● DOCUMENT EXTRACT:
The magnesium carbonate material that has been given the name Upsalite is foreseen to reduce the amount of energy needed to control environmental moisture in the electronics and drug formulation industry as well as in hockey rinks and ware houses. It can also be used for collection of toxic waste, chemicals or oil spill and in drug delivery systems, for odor control and sanitation after fire.
“In contrast to what has been claimed for more than 100 years in the scientific literature, we have found that amorphous magnesium carbonate can be made in a very simple, low-temperature process”, says Johan Goméz de la Torre, researcher at the Nanotechnology and Functional Materials Division.

While ordered forms of magnesium carbonate, both with and without water in the structure, are abundant in nature, water-free disordered forms have been proven extremely difficult to make. In 1908, German researchers claimed that the material could indeed not be made in the same way as other disordered carbonates, by bubbling CO2 through an alcoholic suspension. Subsequent studies in 1926 and 1961 came to the same conclusion. “A Thursday afternoon in 2011, we slightly changed the synthesis parameters of the earlier employed unsuccessful attempts, and by mistake left the material in the reaction chamber over the weekend. Back at work on Monday morning we discovered that a rigid gel had formed and after drying this gel we started to get excited”, says Johan Goméz de la Torre.

● EXERCISE AIM: From the passage about Upsalite, pull out the part that starts with the words "The magnesium carbonate" and ends after the words "Functional Materials Division.". Copy it without changes.

● Collected data:
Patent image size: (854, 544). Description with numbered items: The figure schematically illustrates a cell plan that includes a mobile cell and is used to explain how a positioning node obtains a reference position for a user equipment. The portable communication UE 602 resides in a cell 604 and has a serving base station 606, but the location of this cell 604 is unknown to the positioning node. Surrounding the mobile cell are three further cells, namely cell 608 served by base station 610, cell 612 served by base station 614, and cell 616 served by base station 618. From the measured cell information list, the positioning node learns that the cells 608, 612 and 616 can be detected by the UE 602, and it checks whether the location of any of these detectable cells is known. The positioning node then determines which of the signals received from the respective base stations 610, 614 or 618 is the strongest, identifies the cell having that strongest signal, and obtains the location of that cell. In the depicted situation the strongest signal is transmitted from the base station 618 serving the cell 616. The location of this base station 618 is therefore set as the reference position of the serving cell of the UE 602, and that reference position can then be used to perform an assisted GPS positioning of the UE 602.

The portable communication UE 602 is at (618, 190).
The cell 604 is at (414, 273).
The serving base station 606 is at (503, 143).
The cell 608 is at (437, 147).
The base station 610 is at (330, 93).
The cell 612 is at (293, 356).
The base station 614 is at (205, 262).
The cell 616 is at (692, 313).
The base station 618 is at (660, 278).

● WRITTEN RESPONSE:
The magnesium carbonate material that has been given the name Upsalite is foreseen to reduce the amount of energy needed to control environmental moisture in the electronics and drug formulation industry as well as in hockey rinks and ware houses. It can also be used for collection of toxic waste, chemicals or oil spill and in drug delivery systems, for odor control and sanitation after fire.
“In contrast to what has been claimed for more than 100 years in the scientific literature, we have found that amorphous magnesium carbonate can be made in a very simple, low-temperature process”, says Johan Goméz de la Torre, researcher at the Nanotechnology and Functional Materials Division.